[start ENTRIES SUPPLIED]

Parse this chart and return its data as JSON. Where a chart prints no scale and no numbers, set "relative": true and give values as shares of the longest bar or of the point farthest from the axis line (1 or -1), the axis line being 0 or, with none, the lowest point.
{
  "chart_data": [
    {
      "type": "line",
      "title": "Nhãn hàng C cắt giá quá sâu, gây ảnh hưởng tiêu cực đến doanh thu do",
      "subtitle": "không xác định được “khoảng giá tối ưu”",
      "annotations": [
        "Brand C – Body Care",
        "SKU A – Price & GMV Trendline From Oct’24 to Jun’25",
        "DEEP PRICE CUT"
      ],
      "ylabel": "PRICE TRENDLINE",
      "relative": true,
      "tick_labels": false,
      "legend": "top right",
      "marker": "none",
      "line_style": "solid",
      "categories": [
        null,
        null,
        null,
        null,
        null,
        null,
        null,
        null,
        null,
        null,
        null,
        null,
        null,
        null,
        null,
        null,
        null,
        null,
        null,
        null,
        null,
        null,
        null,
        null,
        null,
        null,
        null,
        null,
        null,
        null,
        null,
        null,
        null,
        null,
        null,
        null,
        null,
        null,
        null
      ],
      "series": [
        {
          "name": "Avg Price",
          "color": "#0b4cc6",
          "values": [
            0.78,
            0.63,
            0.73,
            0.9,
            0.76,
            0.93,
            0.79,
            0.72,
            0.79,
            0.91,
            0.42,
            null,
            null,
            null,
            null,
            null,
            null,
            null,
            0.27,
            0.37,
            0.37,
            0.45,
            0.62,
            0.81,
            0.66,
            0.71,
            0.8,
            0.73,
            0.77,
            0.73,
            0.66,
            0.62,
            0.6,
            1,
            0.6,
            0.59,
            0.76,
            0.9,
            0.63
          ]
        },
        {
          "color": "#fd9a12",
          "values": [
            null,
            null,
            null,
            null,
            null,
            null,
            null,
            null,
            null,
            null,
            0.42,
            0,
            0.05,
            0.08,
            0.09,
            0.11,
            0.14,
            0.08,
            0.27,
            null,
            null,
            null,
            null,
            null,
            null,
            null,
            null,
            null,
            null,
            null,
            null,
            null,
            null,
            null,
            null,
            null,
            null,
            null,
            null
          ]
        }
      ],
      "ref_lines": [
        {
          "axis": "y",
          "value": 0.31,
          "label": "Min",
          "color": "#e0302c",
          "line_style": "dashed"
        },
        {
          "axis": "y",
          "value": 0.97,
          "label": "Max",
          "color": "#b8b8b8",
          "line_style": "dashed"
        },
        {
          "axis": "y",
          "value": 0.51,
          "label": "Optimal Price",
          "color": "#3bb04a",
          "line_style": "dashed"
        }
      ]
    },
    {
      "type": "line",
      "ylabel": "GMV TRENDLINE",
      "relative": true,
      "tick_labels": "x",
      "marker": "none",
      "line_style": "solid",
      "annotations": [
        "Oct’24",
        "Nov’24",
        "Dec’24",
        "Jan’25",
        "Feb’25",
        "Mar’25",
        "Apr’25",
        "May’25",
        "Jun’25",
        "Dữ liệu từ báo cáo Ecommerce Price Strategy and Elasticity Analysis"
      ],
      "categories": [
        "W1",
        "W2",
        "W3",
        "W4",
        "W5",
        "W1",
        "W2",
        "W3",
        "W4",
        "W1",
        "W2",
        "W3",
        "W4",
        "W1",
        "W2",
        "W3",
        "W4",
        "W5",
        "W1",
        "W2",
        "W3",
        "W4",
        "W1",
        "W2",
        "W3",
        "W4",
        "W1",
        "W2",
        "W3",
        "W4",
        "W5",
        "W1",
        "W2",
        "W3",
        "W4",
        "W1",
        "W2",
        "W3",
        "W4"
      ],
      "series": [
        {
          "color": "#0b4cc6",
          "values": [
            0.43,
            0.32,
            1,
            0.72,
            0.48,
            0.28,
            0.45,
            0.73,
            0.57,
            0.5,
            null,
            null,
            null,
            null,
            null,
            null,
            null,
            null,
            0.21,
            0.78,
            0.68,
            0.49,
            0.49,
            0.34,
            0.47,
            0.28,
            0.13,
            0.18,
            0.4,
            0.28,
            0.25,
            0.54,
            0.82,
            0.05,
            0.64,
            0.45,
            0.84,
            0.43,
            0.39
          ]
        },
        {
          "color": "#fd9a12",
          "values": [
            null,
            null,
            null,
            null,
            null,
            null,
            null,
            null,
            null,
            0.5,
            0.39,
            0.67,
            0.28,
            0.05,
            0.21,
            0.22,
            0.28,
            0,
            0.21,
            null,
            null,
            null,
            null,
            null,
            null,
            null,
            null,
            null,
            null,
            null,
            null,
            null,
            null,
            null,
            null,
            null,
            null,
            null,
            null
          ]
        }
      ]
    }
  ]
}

[end ENTRIES SUPPLIED]

* _WHAT YOU HAVE TO DO_: Write out the records above again, keeping each one identical to the original.

* _RESULT FOR THIS EXERCISE_:
Parse this chart and return its data as JSON. Where a chart prints no scale and no numbers, set "relative": true and give values as shares of the longest bar or of the point farthest from the axis line (1 or -1), the axis line being 0 or, with none, the lowest point.
{
  "chart_data": [
    {
      "type": "line",
      "title": "Nhãn hàng C cắt giá quá sâu, gây ảnh hưởng tiêu cực đến doanh thu do",
      "subtitle": "không xác định được “khoảng giá tối ưu”",
      "annotations": [
        "Brand C – Body Care",
        "SKU A – Price & GMV Trendline From Oct’24 to Jun’25",
        "DEEP PRICE CUT"
      ],
      "ylabel": "PRICE TRENDLINE",
      "relative": true,
      "tick_labels": false,
      "legend": "top right",
      "marker": "none",
      "line_style": "solid",
      "categories": [
        null,
        null,
        null,
        null,
        null,
        null,
        null,
        null,
        null,
        null,
        null,
        null,
        null,
        null,
        null,
        null,
        null,
        null,
        null,
        null,
        null,
        null,
        null,
        null,
        null,
        null,
        null,
        null,
        null,
        null,
        null,
        null,
        null,
        null,
        null,
        null,
        null,
        null,
        null
      ],
      "series": [
        {
          "name": "Avg Price",
          "color": "#0b4cc6",
          "values": [
            0.78,
            0.63,
            0.73,
            0.9,
            0.76,
            0.93,
            0.79,
            0.72,
            0.79,
            0.91,
            0.42,
            null,
            null,
            null,
            null,
            null,
            null,
            null,
            0.27,
            0.37,
            0.37,
            0.45,
            0.62,
            0.81,
            0.66,
            0.71,
            0.8,
            0.73,
            0.77,
            0.73,
            0.66,
            0.62,
            0.6,
            1,
            0.6,
            0.59,
            0.76,
            0.9,
            0.63
          ]
        },
        {
          "color": "#fd9a12",
          "values": [
            null,
            null,
            null,
            null,
            null,
            null,
            null,
            null,
            null,
            null,
            0.42,
            0,
            0.05,
            0.08,
            0.09,
            0.11,
            0.14,
            0.08,
            0.27,
            null,
            null,
            null,
            null,
            null,
            null,
            null,
            null,
            null,
            null,
            null,
            null,
            null,
            null,
            null,
            null,
            null,
            null,
            null,
            null
          ]
        }
      ],
      "ref_lines": [
        {
          "axis": "y",
          "value": 0.31,
          "label": "Min",
          "color": "#e0302c",
          "line_style": "dashed"
        },
        {
          "axis": "y",
          "value": 0.97,
          "label": "Max",
          "color": "#b8b8b8",
          "line_style": "dashed"
        },
        {
          "axis": "y",
          "value": 0.51,
          "label": "Optimal Price",
          "color": "#3bb04a",
          "line_style": "dashed"
        }
      ]
    },
    {
      "type": "line",
      "ylabel": "GMV TRENDLINE",
      "relative": true,
      "tick_labels": "x",
      "marker": "none",
      "line_style": "solid",
      "annotations": [
        "Oct’24",
        "Nov’24",
        "Dec’24",
        "Jan’25",
        "Feb’25",
        "Mar’25",
        "Apr’25",
        "May’25",
        "Jun’25",
        "Dữ liệu từ báo cáo Ecommerce Price Strategy and Elasticity Analysis"
      ],
      "categories": [
        "W1",
        "W2",
        "W3",
        "W4",
        "W5",
        "W1",
        "W2",
        "W3",
        "W4",
        "W1",
        "W2",
        "W3",
        "W4",
        "W1",
        "W2",
        "W3",
        "W4",
        "W5",
        "W1",
        "W2",
        "W3",
        "W4",
        "W1",
        "W2",
        "W3",
        "W4",
        "W1",
        "W2",
        "W3",
        "W4",
        "W5",
        "W1",
        "W2",
        "W3",
        "W4",
        "W1",
        "W2",
        "W3",
        "W4"
      ],
      "series": [
        {
          "color": "#0b4cc6",
          "values": [
            0.43,
            0.32,
            1,
            0.72,
            0.48,
            0.28,
            0.45,
            0.73,
            0.57,
            0.5,
            null,
            null,
            null,
            null,
            null,
            null,
            null,
            null,
            0.21,
            0.78,
            0.68,
            0.49,
            0.49,
            0.34,
            0.47,
            0.28,
            0.13,
            0.18,
            0.4,
            0.28,
            0.25,
            0.54,
            0.82,
            0.05,
            0.64,
            0.45,
            0.84,
            0.43,
            0.39
          ]
        },
        {
          "color": "#fd9a12",
          "values": [
            null,
            null,
            null,
            null,
            null,
            null,
            null,
            null,
            null,
            0.5,
            0.39,
            0.67,
            0.28,
            0.05,
            0.21,
            0.22,
            0.28,
            0,
            0.21,
            null,
            null,
            null,
            null,
            null,
            null,
            null,
            null,
            null,
            null,
            null,
            null,
            null,
            null,
            null,
            null,
            null,
            null,
            null,
            null
          ]
        }
      ]
    }
  ]
}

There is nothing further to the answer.